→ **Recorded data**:
· · ·

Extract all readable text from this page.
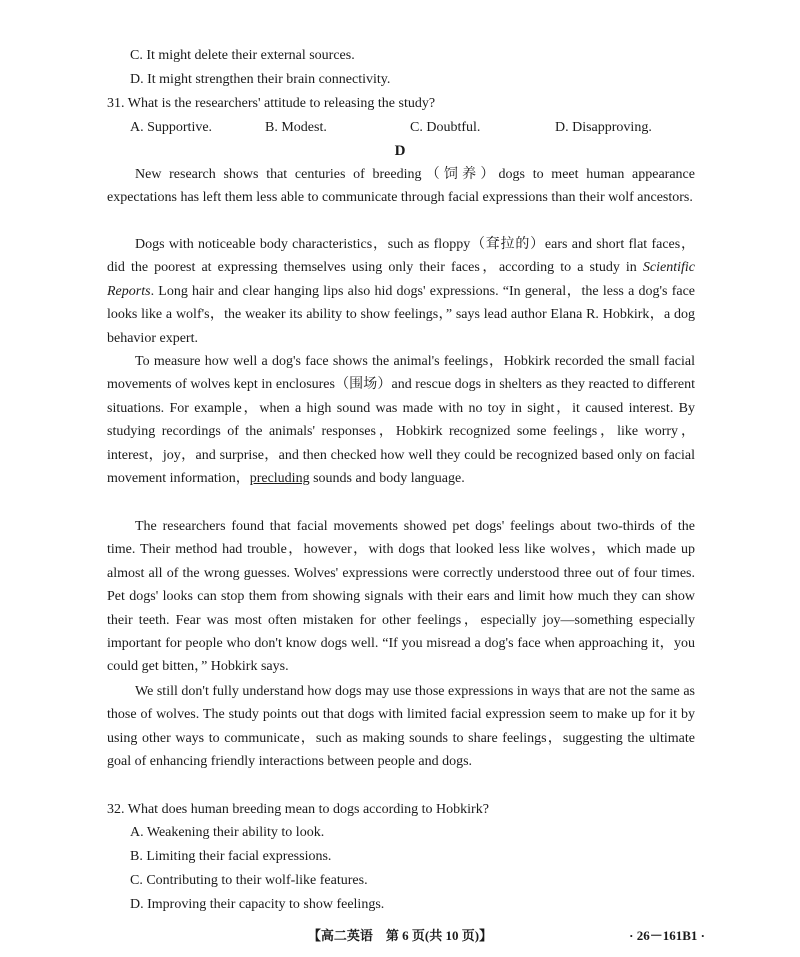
C. It might delete their external sources.
D. It might strengthen their brain connectivity.
31. What is the researchers' attitude to releasing the study?
A. Supportive.	B. Modest.	C. Doubtful.	D. Disapproving.
D

New research shows that centuries of breeding（饲养）dogs to meet human appearance expectations has left them less able to communicate through facial expressions than their wolf ancestors.

Dogs with noticeable body characteristics，such as floppy（耷拉的）ears and short flat faces，did the poorest at expressing themselves using only their faces，according to a study in Scientific Reports. Long hair and clear hanging lips also hid dogs' expressions. “In general，the less a dog's face looks like a wolf's，the weaker its ability to show feelings，” says lead author Elana R. Hobkirk，a dog behavior expert.

To measure how well a dog's face shows the animal's feelings，Hobkirk recorded the small facial movements of wolves kept in enclosures（围场）and rescue dogs in shelters as they reacted to different situations. For example，when a high sound was made with no toy in sight，it caused interest. By studying recordings of the animals' responses，Hobkirk recognized some feelings，like worry，interest，joy，and surprise，and then checked how well they could be recognized based only on facial movement information，precluding sounds and body language.

The researchers found that facial movements showed pet dogs' feelings about two-thirds of the time. Their method had trouble，however，with dogs that looked less like wolves，which made up almost all of the wrong guesses. Wolves' expressions were correctly understood three out of four times. Pet dogs' looks can stop them from showing signals with their ears and limit how much they can show their teeth. Fear was most often mistaken for other feelings，especially joy—something especially important for people who don't know dogs well. “If you misread a dog's face when approaching it，you could get bitten，” Hobkirk says.

We still don't fully understand how dogs may use those expressions in ways that are not the same as those of wolves. The study points out that dogs with limited facial expression seem to make up for it by using other ways to communicate，such as making sounds to share feelings，suggesting the ultimate goal of enhancing friendly interactions between people and dogs.

32. What does human breeding mean to dogs according to Hobkirk?
A. Weakening their ability to look.
B. Limiting their facial expressions.
C. Contributing to their wolf-like features.
D. Improving their capacity to show feelings.
【高二英语　第 6 页(共 10 页)】	· 26－161B1 ·
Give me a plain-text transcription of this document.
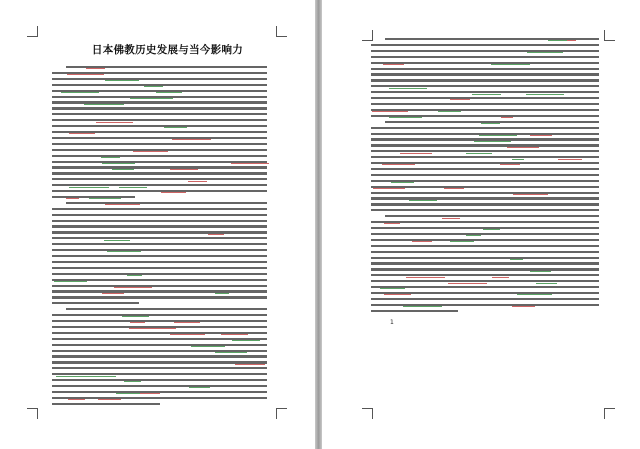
日本佛教历史发展与当今影响力
1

· · ·

→ **THE TASK**: Copy each line of the records that contains the word "What".

→ **SOLVED EXERCISE**:
31. What is the researchers' attitude to releasing the study?
32. What does human breeding mean to dogs according to Hobkirk?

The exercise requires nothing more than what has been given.